((

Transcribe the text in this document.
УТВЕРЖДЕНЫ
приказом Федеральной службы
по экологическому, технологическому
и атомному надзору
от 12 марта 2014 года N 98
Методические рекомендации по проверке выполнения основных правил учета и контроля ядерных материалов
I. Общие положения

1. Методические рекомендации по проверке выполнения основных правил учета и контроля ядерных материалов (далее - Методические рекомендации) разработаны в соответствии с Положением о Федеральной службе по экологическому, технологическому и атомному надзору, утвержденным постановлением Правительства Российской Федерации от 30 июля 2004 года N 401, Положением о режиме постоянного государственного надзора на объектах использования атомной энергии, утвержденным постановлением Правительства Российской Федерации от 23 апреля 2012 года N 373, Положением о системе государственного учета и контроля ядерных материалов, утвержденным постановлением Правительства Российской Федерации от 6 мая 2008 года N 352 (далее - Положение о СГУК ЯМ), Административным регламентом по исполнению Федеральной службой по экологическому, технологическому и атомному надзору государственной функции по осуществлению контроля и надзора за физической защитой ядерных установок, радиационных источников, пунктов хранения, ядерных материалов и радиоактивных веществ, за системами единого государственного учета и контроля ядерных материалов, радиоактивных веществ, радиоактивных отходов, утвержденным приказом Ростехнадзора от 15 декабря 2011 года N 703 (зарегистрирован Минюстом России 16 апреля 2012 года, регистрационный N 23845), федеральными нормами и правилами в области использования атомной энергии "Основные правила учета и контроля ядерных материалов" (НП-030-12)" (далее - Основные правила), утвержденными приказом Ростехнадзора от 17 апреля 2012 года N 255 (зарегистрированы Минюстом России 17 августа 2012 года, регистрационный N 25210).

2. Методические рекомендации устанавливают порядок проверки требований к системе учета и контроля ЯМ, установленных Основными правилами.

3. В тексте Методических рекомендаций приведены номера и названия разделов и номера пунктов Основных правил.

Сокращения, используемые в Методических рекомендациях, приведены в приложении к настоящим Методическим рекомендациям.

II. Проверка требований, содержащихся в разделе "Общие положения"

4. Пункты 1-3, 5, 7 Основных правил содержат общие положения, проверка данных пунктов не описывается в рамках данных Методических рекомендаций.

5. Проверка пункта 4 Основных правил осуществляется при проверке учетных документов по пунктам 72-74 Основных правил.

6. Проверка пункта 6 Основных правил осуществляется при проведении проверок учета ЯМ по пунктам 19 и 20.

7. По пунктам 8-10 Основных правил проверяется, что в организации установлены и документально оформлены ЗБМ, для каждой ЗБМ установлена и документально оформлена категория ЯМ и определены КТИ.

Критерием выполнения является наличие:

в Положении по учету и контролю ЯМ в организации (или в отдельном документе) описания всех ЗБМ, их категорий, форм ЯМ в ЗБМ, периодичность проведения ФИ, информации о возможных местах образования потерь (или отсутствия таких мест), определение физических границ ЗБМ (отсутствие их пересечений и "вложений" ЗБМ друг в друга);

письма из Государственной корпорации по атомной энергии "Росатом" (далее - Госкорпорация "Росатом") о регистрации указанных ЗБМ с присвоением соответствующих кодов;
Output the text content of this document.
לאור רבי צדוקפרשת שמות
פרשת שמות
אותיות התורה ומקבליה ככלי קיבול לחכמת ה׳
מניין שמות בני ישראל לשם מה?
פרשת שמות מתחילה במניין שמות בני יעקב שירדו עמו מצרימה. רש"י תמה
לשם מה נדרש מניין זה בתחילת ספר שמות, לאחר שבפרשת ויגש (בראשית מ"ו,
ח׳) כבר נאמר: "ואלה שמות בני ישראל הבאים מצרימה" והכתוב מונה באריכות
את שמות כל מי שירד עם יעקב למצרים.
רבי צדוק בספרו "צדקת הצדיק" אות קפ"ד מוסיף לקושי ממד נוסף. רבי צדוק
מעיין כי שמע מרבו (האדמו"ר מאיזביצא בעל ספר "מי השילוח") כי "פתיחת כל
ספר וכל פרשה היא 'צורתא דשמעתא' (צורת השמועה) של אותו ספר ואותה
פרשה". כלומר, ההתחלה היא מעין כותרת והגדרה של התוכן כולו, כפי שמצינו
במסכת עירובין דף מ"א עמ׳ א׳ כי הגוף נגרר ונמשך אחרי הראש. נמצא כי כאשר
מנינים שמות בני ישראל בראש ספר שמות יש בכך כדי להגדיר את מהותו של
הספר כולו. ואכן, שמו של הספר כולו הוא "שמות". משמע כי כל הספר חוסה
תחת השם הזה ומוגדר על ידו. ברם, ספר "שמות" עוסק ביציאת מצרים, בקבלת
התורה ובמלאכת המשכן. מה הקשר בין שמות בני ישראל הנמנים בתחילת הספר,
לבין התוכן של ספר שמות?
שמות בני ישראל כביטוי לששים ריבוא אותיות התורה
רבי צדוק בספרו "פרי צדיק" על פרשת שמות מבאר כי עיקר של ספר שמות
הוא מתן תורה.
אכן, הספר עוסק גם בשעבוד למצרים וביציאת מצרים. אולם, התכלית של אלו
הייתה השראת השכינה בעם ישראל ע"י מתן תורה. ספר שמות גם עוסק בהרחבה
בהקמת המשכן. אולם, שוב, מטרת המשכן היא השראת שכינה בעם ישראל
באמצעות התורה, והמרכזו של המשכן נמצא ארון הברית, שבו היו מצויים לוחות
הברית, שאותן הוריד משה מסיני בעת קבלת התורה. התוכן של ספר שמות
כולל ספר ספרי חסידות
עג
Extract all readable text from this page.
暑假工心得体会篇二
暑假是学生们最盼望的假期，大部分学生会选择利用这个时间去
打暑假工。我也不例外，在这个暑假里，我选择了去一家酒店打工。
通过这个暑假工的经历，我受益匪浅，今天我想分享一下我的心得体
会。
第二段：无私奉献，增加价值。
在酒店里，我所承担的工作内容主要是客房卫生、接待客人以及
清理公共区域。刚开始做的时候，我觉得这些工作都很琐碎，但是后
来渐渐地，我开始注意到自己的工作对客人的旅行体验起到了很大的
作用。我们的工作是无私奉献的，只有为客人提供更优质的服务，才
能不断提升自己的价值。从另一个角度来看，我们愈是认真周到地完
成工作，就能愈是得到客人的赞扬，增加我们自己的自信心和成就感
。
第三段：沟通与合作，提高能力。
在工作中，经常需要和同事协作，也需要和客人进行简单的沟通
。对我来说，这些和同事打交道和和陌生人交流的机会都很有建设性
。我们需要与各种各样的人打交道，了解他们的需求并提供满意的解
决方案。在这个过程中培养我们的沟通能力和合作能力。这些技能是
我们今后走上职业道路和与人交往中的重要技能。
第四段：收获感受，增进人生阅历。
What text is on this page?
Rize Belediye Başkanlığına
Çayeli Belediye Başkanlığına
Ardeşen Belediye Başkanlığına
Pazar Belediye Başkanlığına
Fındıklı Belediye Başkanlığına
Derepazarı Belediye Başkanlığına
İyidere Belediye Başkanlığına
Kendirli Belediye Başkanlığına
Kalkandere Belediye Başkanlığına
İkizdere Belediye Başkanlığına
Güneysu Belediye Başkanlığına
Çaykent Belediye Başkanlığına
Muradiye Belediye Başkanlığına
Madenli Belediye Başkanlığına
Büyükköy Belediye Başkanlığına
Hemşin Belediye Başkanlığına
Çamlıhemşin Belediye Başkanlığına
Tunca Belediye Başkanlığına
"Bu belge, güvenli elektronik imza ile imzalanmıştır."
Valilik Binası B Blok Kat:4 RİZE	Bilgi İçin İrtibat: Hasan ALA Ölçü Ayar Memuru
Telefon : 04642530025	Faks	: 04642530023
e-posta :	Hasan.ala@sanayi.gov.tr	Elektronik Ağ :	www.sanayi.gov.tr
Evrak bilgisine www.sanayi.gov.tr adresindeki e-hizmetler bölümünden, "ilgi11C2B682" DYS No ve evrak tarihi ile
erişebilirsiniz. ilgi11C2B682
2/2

))

SHORT PROBLEM: Where a line contains "המשכן", copy that line.

WRITTEN RESPONSE:
התורה ובמלאכת המשכן. מה הקשר בין שמות בני ישראל הנמנים בתחילת הספר,
בהקמת המשכן. אולם, שוב, מטרת המשכן היא השראת שכינה בעם ישראל
באמצעות התורה, והמרכזו של המשכן נמצא ארון הברית, שבו היו מצויים לוחות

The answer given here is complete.